··· RECORDS FOR THIS EXERCISE ···
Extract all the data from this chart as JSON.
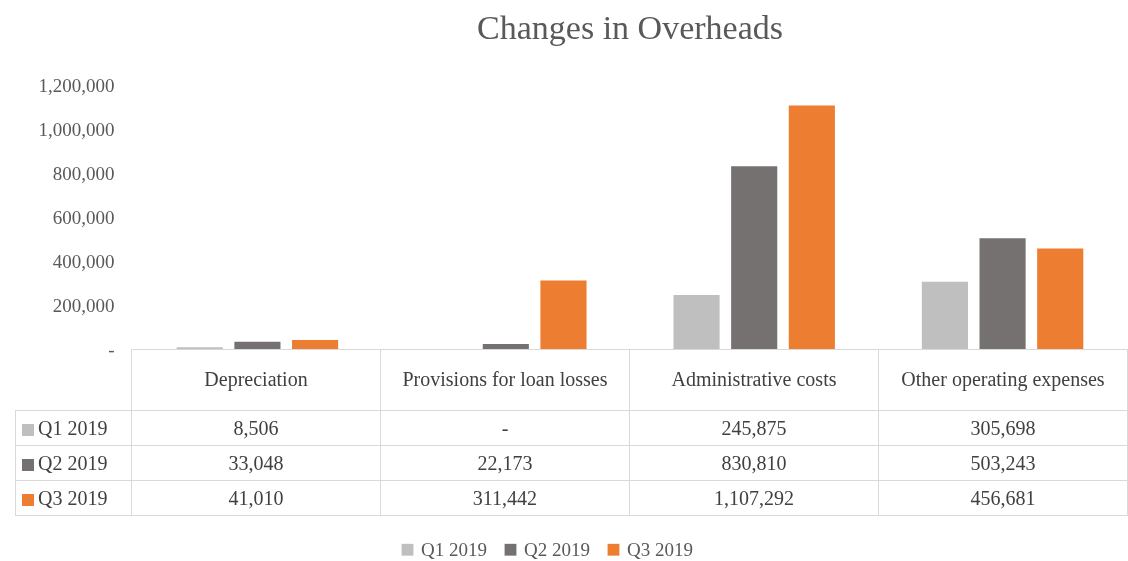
{
  "chart_data": {
    "type": "bar",
    "title": "Changes in Overheads",
    "categories": [
      "Depreciation",
      "Provisions for loan losses",
      "Administrative costs",
      "Other operating expenses"
    ],
    "series": [
      {
        "name": "Q1 2019",
        "color": "#bfbfbf",
        "values": [
          8506,
          0,
          245875,
          305698
        ],
        "value_labels": [
          "8,506",
          "-",
          "245,875",
          "305,698"
        ]
      },
      {
        "name": "Q2 2019",
        "color": "#767171",
        "values": [
          33048,
          22173,
          830810,
          503243
        ],
        "value_labels": [
          "33,048",
          "22,173",
          "830,810",
          "503,243"
        ]
      },
      {
        "name": "Q3 2019",
        "color": "#ed7d31",
        "values": [
          41010,
          311442,
          1107292,
          456681
        ],
        "value_labels": [
          "41,010",
          "311,442",
          "1,107,292",
          "456,681"
        ]
      }
    ],
    "ylim": [
      0,
      1200000
    ],
    "yticks": [
      {
        "value": 0,
        "label": "-"
      },
      {
        "value": 200000,
        "label": "200,000"
      },
      {
        "value": 400000,
        "label": "400,000"
      },
      {
        "value": 600000,
        "label": "600,000"
      },
      {
        "value": 800000,
        "label": "800,000"
      },
      {
        "value": 1000000,
        "label": "1,000,000"
      },
      {
        "value": 1200000,
        "label": "1,200,000"
      }
    ],
    "grid": false,
    "legend": "bottom"
  }
}
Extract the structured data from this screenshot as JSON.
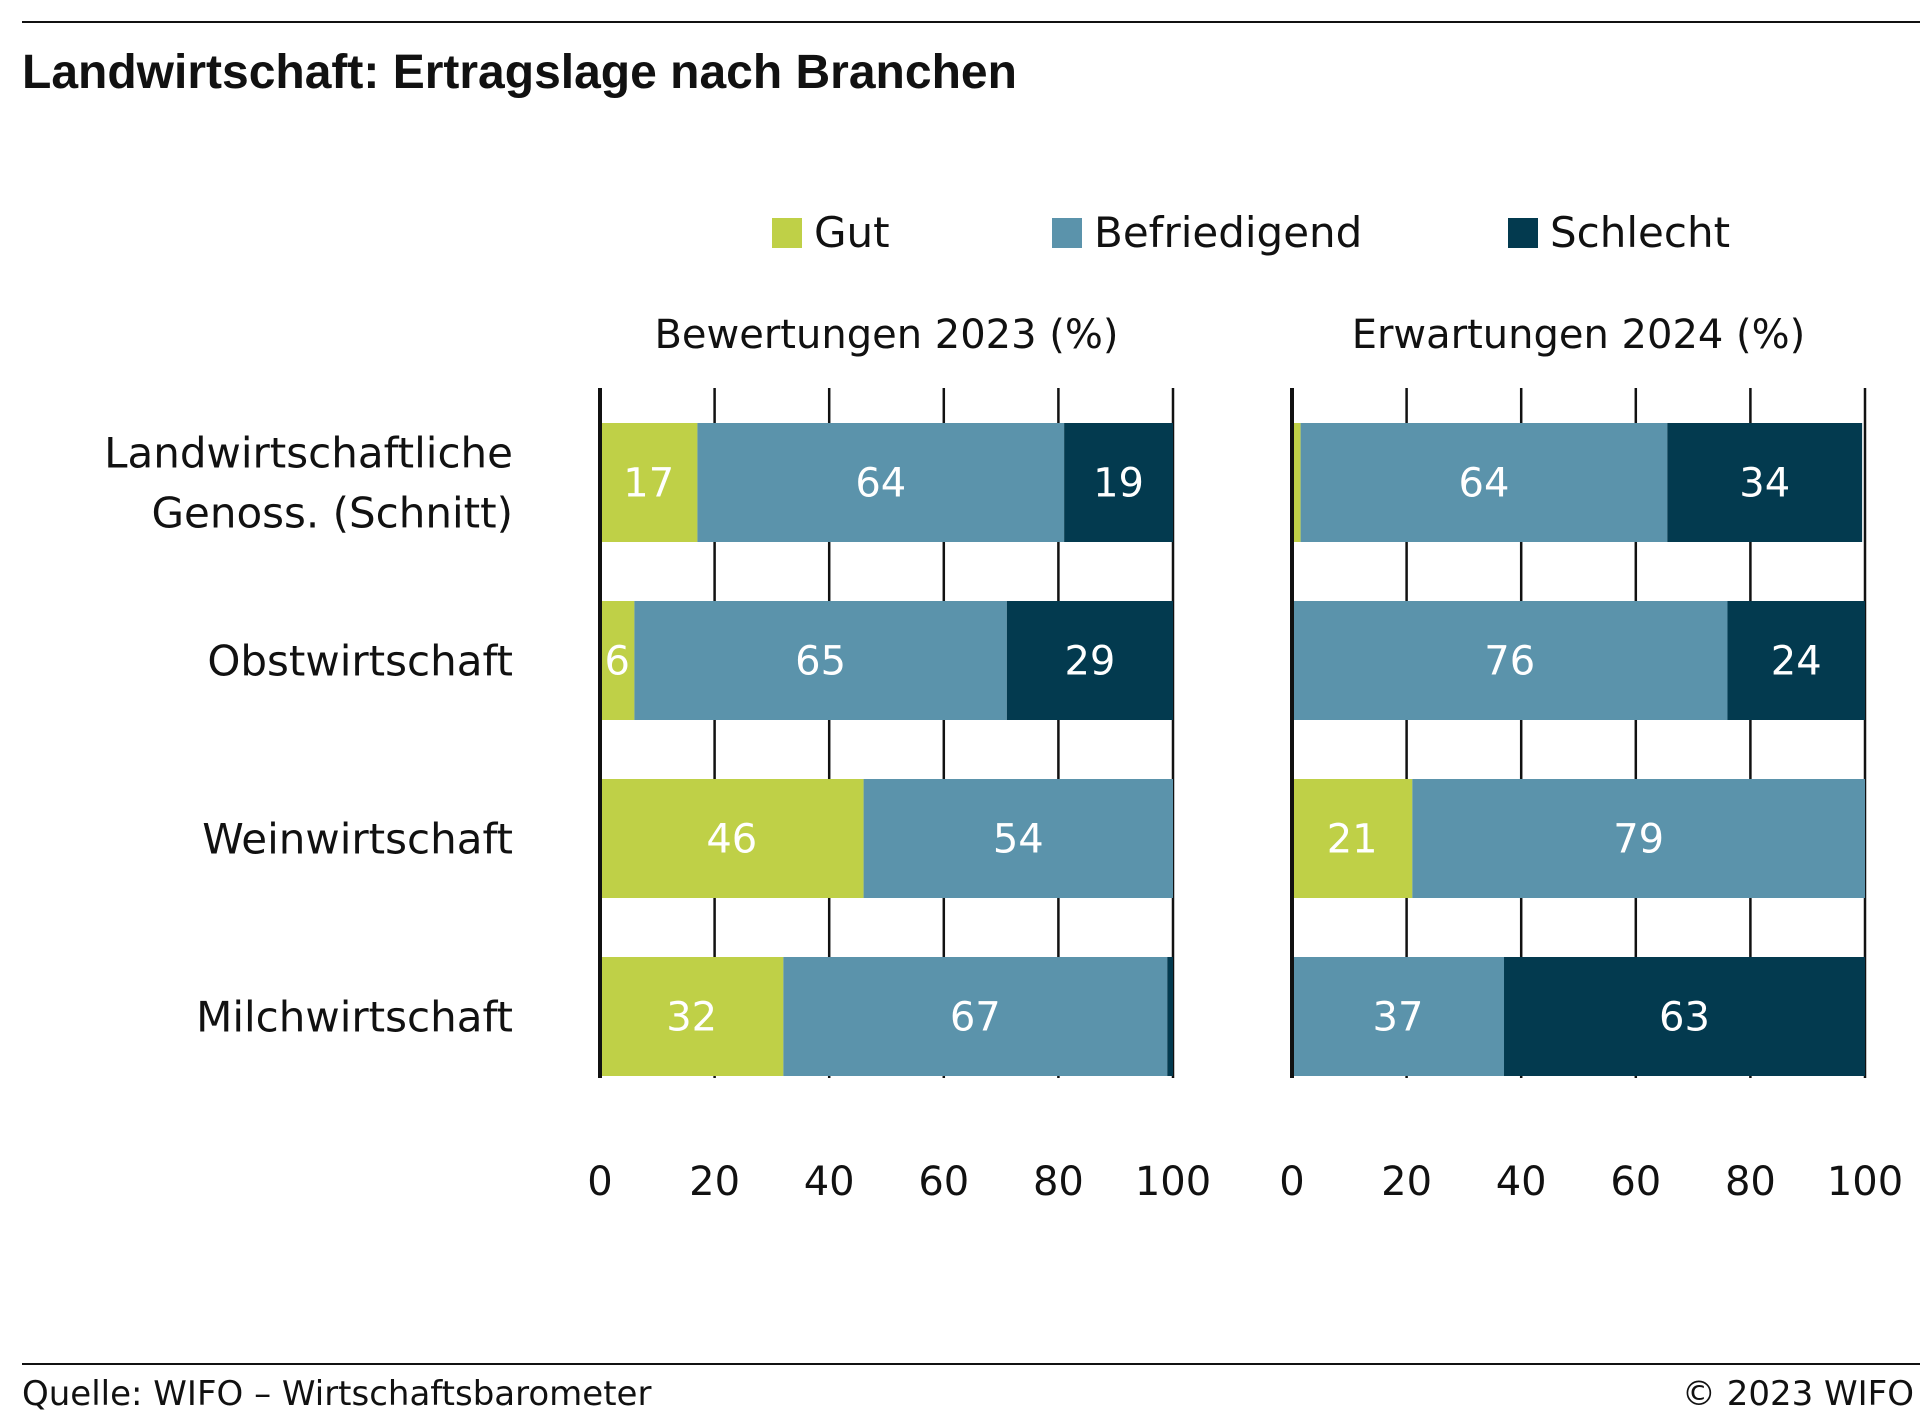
{
  "title": "Landwirtschaft: Ertragslage nach Branchen",
  "legend": [
    {
      "label": "Gut",
      "color": "#bfd047"
    },
    {
      "label": "Befriedigend",
      "color": "#5b93ab"
    },
    {
      "label": "Schlecht",
      "color": "#033a4f"
    }
  ],
  "chart_data": {
    "type": "bar",
    "orientation": "horizontal",
    "stacked": true,
    "categories": [
      "Landwirtschaftliche Genoss. (Schnitt)",
      "Obstwirtschaft",
      "Weinwirtschaft",
      "Milchwirtschaft"
    ],
    "category_lines": [
      [
        "Landwirtschaftliche",
        "Genoss. (Schnitt)"
      ],
      [
        "Obstwirtschaft"
      ],
      [
        "Weinwirtschaft"
      ],
      [
        "Milchwirtschaft"
      ]
    ],
    "xlim": [
      0,
      100
    ],
    "ticks": [
      0,
      20,
      40,
      60,
      80,
      100
    ],
    "tick_labels": [
      "0",
      "20",
      "40",
      "60",
      "80",
      "100"
    ],
    "grid": true,
    "panels": [
      {
        "title": "Bewertungen 2023 (%)",
        "series": [
          {
            "name": "Gut",
            "values": [
              17,
              6,
              46,
              32
            ],
            "labels": [
              "17",
              "6",
              "46",
              "32"
            ]
          },
          {
            "name": "Befriedigend",
            "values": [
              64,
              65,
              54,
              67
            ],
            "labels": [
              "64",
              "65",
              "54",
              "67"
            ]
          },
          {
            "name": "Schlecht",
            "values": [
              19,
              29,
              0,
              1
            ],
            "labels": [
              "19",
              "29",
              "",
              ""
            ]
          }
        ]
      },
      {
        "title": "Erwartungen 2024 (%)",
        "series": [
          {
            "name": "Gut",
            "values": [
              1.5,
              0,
              21,
              0
            ],
            "labels": [
              "",
              "",
              "21",
              ""
            ]
          },
          {
            "name": "Befriedigend",
            "values": [
              64,
              76,
              79,
              37
            ],
            "labels": [
              "64",
              "76",
              "79",
              "37"
            ]
          },
          {
            "name": "Schlecht",
            "values": [
              34,
              24,
              0,
              63
            ],
            "labels": [
              "34",
              "24",
              "",
              "63"
            ]
          }
        ]
      }
    ]
  },
  "footer": {
    "source": "Quelle: WIFO – Wirtschaftsbarometer",
    "copyright": "© 2023 WIFO"
  }
}
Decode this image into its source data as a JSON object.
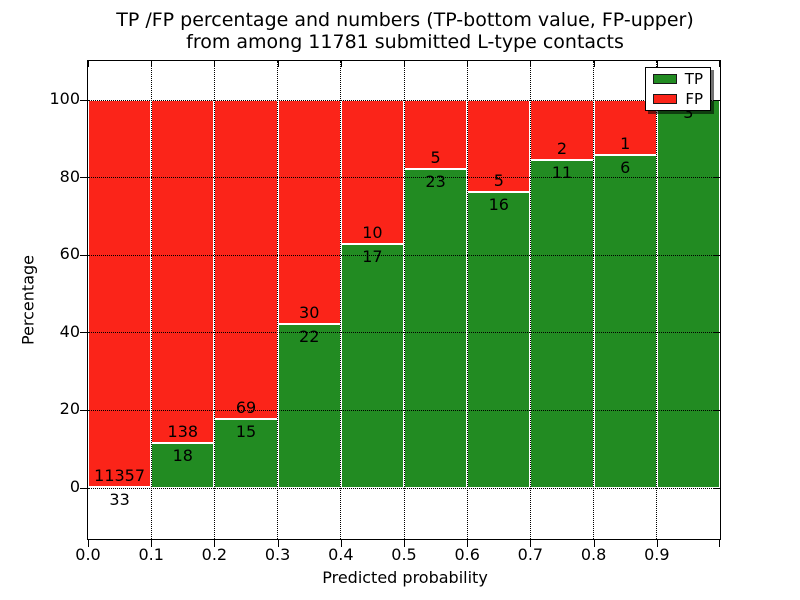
···
▸ REQUIREMENT
Pick out all lines containing the string "from".

▸ WORKED ANSWER
Extract all the data from this chart as JSON.
Extract the structured data from this screenshot as JSON.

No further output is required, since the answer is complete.